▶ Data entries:
----------------
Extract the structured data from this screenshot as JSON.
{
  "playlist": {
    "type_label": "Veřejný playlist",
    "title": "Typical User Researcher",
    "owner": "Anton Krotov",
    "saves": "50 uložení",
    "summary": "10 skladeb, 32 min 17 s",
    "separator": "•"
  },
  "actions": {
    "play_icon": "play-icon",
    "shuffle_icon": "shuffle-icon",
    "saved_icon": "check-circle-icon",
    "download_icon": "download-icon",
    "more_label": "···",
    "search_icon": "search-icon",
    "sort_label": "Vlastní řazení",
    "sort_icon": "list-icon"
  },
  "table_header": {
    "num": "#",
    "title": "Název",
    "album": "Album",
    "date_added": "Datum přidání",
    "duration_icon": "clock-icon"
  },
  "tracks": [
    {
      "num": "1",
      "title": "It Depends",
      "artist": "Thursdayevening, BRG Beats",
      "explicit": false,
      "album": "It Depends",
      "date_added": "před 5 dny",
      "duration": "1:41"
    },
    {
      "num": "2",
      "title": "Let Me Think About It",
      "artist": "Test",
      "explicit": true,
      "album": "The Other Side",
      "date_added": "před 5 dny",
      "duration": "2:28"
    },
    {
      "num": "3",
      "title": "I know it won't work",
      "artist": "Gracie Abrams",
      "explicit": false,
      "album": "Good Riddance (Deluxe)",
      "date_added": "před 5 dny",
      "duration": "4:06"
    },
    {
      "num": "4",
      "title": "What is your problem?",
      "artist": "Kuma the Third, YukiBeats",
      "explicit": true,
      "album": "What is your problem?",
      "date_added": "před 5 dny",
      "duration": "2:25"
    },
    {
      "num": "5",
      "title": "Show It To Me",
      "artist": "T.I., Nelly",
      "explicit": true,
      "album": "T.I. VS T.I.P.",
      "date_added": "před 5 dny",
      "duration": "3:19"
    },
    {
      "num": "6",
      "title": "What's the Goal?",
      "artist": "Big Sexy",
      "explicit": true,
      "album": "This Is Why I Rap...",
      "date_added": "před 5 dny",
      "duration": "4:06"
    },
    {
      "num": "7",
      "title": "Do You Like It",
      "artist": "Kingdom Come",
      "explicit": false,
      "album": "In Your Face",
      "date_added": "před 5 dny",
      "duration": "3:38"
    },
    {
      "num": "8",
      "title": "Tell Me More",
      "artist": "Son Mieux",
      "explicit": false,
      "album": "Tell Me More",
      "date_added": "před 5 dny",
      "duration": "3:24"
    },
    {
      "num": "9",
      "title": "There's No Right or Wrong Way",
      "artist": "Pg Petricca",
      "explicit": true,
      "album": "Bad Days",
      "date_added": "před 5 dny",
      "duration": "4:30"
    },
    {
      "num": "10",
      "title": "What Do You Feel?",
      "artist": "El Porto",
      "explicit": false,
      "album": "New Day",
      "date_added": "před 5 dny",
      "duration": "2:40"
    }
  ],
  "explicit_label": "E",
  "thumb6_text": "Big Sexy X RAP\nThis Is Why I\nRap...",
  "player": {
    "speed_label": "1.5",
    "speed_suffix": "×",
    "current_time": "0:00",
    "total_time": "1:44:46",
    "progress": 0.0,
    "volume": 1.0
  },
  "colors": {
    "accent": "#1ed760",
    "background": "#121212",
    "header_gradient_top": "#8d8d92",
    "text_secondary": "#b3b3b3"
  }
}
----------------
Quote every entry exactly.

Extract the structured data from this screenshot as JSON.
{
  "playlist": {
    "type_label": "Veřejný playlist",
    "title": "Typical User Researcher",
    "owner": "Anton Krotov",
    "saves": "50 uložení",
    "summary": "10 skladeb, 32 min 17 s",
    "separator": "•"
  },
  "actions": {
    "play_icon": "play-icon",
    "shuffle_icon": "shuffle-icon",
    "saved_icon": "check-circle-icon",
    "download_icon": "download-icon",
    "more_label": "···",
    "search_icon": "search-icon",
    "sort_label": "Vlastní řazení",
    "sort_icon": "list-icon"
  },
  "table_header": {
    "num": "#",
    "title": "Název",
    "album": "Album",
    "date_added": "Datum přidání",
    "duration_icon": "clock-icon"
  },
  "tracks": [
    {
      "num": "1",
      "title": "It Depends",
      "artist": "Thursdayevening, BRG Beats",
      "explicit": false,
      "album": "It Depends",
      "date_added": "před 5 dny",
      "duration": "1:41"
    },
    {
      "num": "2",
      "title": "Let Me Think About It",
      "artist": "Test",
      "explicit": true,
      "album": "The Other Side",
      "date_added": "před 5 dny",
      "duration": "2:28"
    },
    {
      "num": "3",
      "title": "I know it won't work",
      "artist": "Gracie Abrams",
      "explicit": false,
      "album": "Good Riddance (Deluxe)",
      "date_added": "před 5 dny",
      "duration": "4:06"
    },
    {
      "num": "4",
      "title": "What is your problem?",
      "artist": "Kuma the Third, YukiBeats",
      "explicit": true,
      "album": "What is your problem?",
      "date_added": "před 5 dny",
      "duration": "2:25"
    },
    {
      "num": "5",
      "title": "Show It To Me",
      "artist": "T.I., Nelly",
      "explicit": true,
      "album": "T.I. VS T.I.P.",
      "date_added": "před 5 dny",
      "duration": "3:19"
    },
    {
      "num": "6",
      "title": "What's the Goal?",
      "artist": "Big Sexy",
      "explicit": true,
      "album": "This Is Why I Rap...",
      "date_added": "před 5 dny",
      "duration": "4:06"
    },
    {
      "num": "7",
      "title": "Do You Like It",
      "artist": "Kingdom Come",
      "explicit": false,
      "album": "In Your Face",
      "date_added": "před 5 dny",
      "duration": "3:38"
    },
    {
      "num": "8",
      "title": "Tell Me More",
      "artist": "Son Mieux",
      "explicit": false,
      "album": "Tell Me More",
      "date_added": "před 5 dny",
      "duration": "3:24"
    },
    {
      "num": "9",
      "title": "There's No Right or Wrong Way",
      "artist": "Pg Petricca",
      "explicit": true,
      "album": "Bad Days",
      "date_added": "před 5 dny",
      "duration": "4:30"
    },
    {
      "num": "10",
      "title": "What Do You Feel?",
      "artist": "El Porto",
      "explicit": false,
      "album": "New Day",
      "date_added": "před 5 dny",
      "duration": "2:40"
    }
  ],
  "explicit_label": "E",
  "thumb6_text": "Big Sexy X RAP\nThis Is Why I\nRap...",
  "player": {
    "speed_label": "1.5",
    "speed_suffix": "×",
    "current_time": "0:00",
    "total_time": "1:44:46",
    "progress": 0.0,
    "volume": 1.0
  },
  "colors": {
    "accent": "#1ed760",
    "background": "#121212",
    "header_gradient_top": "#8d8d92",
    "text_secondary": "#b3b3b3"
  }
}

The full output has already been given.